WHAT THIS TASK INVOLVES:
Go through the data below and copy it exactly, skipping every picture.

EXERCISE INPUTS:
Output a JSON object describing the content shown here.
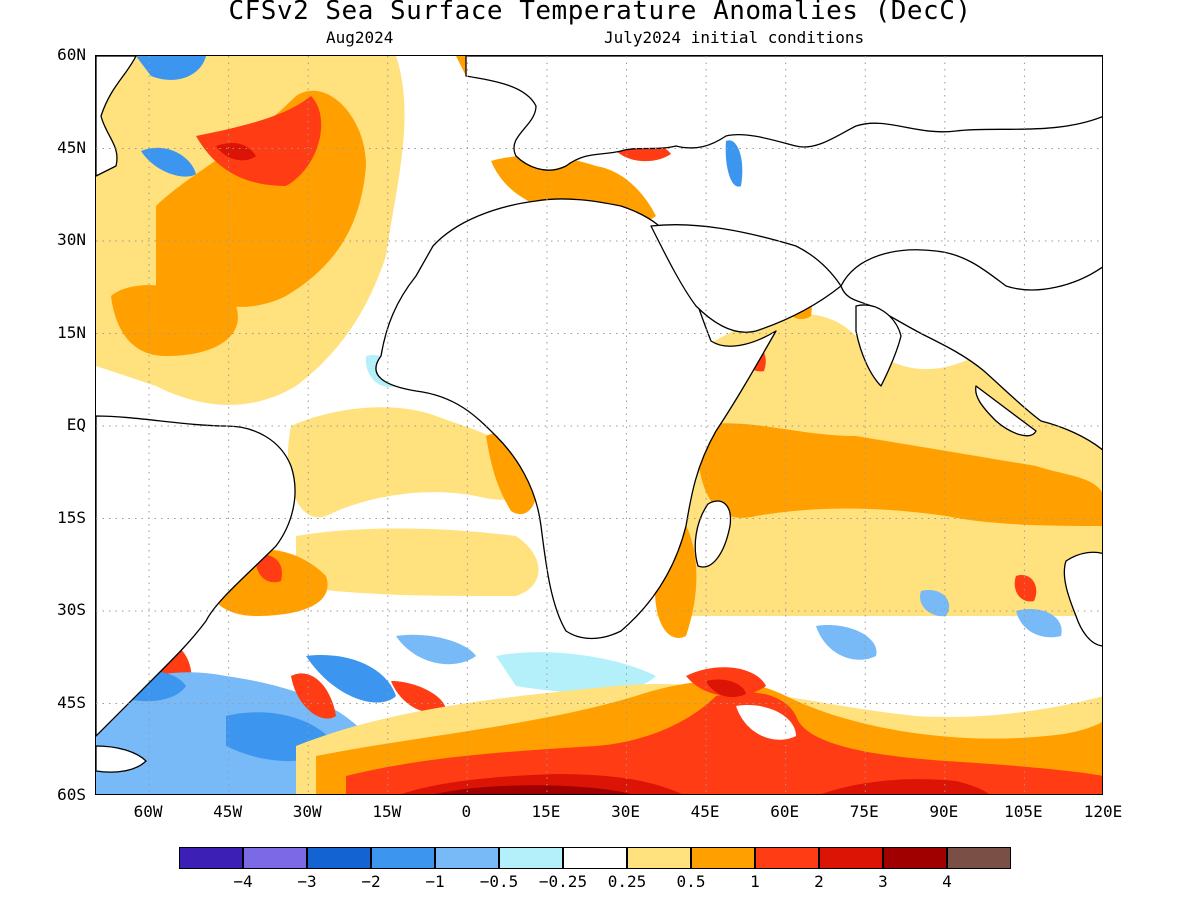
{
  "title": "CFSv2 Sea Surface Temperature Anomalies (DecC)",
  "subtitle_left": "Aug2024",
  "subtitle_right": "July2024 initial conditions",
  "lat_labels": [
    "60N",
    "45N",
    "30N",
    "15N",
    "EQ",
    "15S",
    "30S",
    "45S",
    "60S"
  ],
  "lon_labels": [
    "60W",
    "45W",
    "30W",
    "15W",
    "0",
    "15E",
    "30E",
    "45E",
    "60E",
    "75E",
    "90E",
    "105E",
    "120E"
  ],
  "map": {
    "lon_range": [
      -70,
      120
    ],
    "lat_range": [
      -60,
      60
    ],
    "grid_lines": true
  },
  "colorbar": {
    "colors": [
      "#3c1fb4",
      "#7b69e6",
      "#1463d2",
      "#3c96f0",
      "#78b9f8",
      "#b4f0fa",
      "#ffffff",
      "#ffe17d",
      "#ffa000",
      "#ff3c14",
      "#dc1405",
      "#a00000",
      "#7a5046"
    ],
    "labels": [
      "−4",
      "−3",
      "−2",
      "−1",
      "−0.5",
      "−0.25",
      "0.25",
      "0.5",
      "1",
      "2",
      "3",
      "4"
    ]
  }
}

RESPONSE TO THE EXERCISE:
Output a JSON object describing the content shown here.
{
  "title": "CFSv2 Sea Surface Temperature Anomalies (DecC)",
  "subtitle_left": "Aug2024",
  "subtitle_right": "July2024 initial conditions",
  "lat_labels": [
    "60N",
    "45N",
    "30N",
    "15N",
    "EQ",
    "15S",
    "30S",
    "45S",
    "60S"
  ],
  "lon_labels": [
    "60W",
    "45W",
    "30W",
    "15W",
    "0",
    "15E",
    "30E",
    "45E",
    "60E",
    "75E",
    "90E",
    "105E",
    "120E"
  ],
  "map": {
    "lon_range": [
      -70,
      120
    ],
    "lat_range": [
      -60,
      60
    ],
    "grid_lines": true
  },
  "colorbar": {
    "colors": [
      "#3c1fb4",
      "#7b69e6",
      "#1463d2",
      "#3c96f0",
      "#78b9f8",
      "#b4f0fa",
      "#ffffff",
      "#ffe17d",
      "#ffa000",
      "#ff3c14",
      "#dc1405",
      "#a00000",
      "#7a5046"
    ],
    "labels": [
      "−4",
      "−3",
      "−2",
      "−1",
      "−0.5",
      "−0.25",
      "0.25",
      "0.5",
      "1",
      "2",
      "3",
      "4"
    ]
  }
}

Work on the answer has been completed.